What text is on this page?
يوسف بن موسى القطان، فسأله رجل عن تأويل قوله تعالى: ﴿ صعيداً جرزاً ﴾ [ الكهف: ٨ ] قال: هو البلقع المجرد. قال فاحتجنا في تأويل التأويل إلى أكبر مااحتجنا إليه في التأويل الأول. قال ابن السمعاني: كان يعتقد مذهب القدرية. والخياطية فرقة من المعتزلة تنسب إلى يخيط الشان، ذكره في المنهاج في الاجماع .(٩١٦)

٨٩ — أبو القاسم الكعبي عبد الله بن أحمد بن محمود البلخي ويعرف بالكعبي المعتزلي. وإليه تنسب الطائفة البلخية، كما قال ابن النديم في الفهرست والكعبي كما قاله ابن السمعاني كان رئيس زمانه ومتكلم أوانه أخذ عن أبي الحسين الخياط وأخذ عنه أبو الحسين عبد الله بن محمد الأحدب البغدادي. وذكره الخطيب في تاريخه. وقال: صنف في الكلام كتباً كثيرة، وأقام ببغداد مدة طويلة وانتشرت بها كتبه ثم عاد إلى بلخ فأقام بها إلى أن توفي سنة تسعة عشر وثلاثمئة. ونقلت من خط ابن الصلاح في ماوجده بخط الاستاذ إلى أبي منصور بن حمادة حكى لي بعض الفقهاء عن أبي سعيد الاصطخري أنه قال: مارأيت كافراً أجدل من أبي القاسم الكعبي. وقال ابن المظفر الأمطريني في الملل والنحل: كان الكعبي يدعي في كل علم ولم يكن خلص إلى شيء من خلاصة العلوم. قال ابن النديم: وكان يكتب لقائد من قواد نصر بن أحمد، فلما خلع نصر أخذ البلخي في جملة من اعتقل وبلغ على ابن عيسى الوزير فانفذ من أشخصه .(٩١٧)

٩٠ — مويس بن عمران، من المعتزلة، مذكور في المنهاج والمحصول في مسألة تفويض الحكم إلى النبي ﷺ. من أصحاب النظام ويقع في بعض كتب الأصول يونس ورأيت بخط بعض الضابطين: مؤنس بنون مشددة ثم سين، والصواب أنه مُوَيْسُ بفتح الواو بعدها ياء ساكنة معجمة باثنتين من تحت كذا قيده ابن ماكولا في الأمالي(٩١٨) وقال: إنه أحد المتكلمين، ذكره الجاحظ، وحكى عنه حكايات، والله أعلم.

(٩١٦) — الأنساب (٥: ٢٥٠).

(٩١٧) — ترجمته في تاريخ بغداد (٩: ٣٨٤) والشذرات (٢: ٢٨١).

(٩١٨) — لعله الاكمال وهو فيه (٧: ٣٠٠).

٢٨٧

--*--

Exercise task -
Extract every record and return it verbatim.

Output for this exercise -
What text is on this page?
يوسف بن موسى القطان، فسأله رجل عن تأويل قوله تعالى: ﴿ صعيداً جرزاً ﴾ [ الكهف: ٨ ] قال: هو البلقع المجرد. قال فاحتجنا في تأويل التأويل إلى أكبر مااحتجنا إليه في التأويل الأول. قال ابن السمعاني: كان يعتقد مذهب القدرية. والخياطية فرقة من المعتزلة تنسب إلى يخيط الشان، ذكره في المنهاج في الاجماع .(٩١٦)

٨٩ — أبو القاسم الكعبي عبد الله بن أحمد بن محمود البلخي ويعرف بالكعبي المعتزلي. وإليه تنسب الطائفة البلخية، كما قال ابن النديم في الفهرست والكعبي كما قاله ابن السمعاني كان رئيس زمانه ومتكلم أوانه أخذ عن أبي الحسين الخياط وأخذ عنه أبو الحسين عبد الله بن محمد الأحدب البغدادي. وذكره الخطيب في تاريخه. وقال: صنف في الكلام كتباً كثيرة، وأقام ببغداد مدة طويلة وانتشرت بها كتبه ثم عاد إلى بلخ فأقام بها إلى أن توفي سنة تسعة عشر وثلاثمئة. ونقلت من خط ابن الصلاح في ماوجده بخط الاستاذ إلى أبي منصور بن حمادة حكى لي بعض الفقهاء عن أبي سعيد الاصطخري أنه قال: مارأيت كافراً أجدل من أبي القاسم الكعبي. وقال ابن المظفر الأمطريني في الملل والنحل: كان الكعبي يدعي في كل علم ولم يكن خلص إلى شيء من خلاصة العلوم. قال ابن النديم: وكان يكتب لقائد من قواد نصر بن أحمد، فلما خلع نصر أخذ البلخي في جملة من اعتقل وبلغ على ابن عيسى الوزير فانفذ من أشخصه .(٩١٧)

٩٠ — مويس بن عمران، من المعتزلة، مذكور في المنهاج والمحصول في مسألة تفويض الحكم إلى النبي ﷺ. من أصحاب النظام ويقع في بعض كتب الأصول يونس ورأيت بخط بعض الضابطين: مؤنس بنون مشددة ثم سين، والصواب أنه مُوَيْسُ بفتح الواو بعدها ياء ساكنة معجمة باثنتين من تحت كذا قيده ابن ماكولا في الأمالي(٩١٨) وقال: إنه أحد المتكلمين، ذكره الجاحظ، وحكى عنه حكايات، والله أعلم.

(٩١٦) — الأنساب (٥: ٢٥٠).

(٩١٧) — ترجمته في تاريخ بغداد (٩: ٣٨٤) والشذرات (٢: ٢٨١).

(٩١٨) — لعله الاكمال وهو فيه (٧: ٣٠٠).

٢٨٧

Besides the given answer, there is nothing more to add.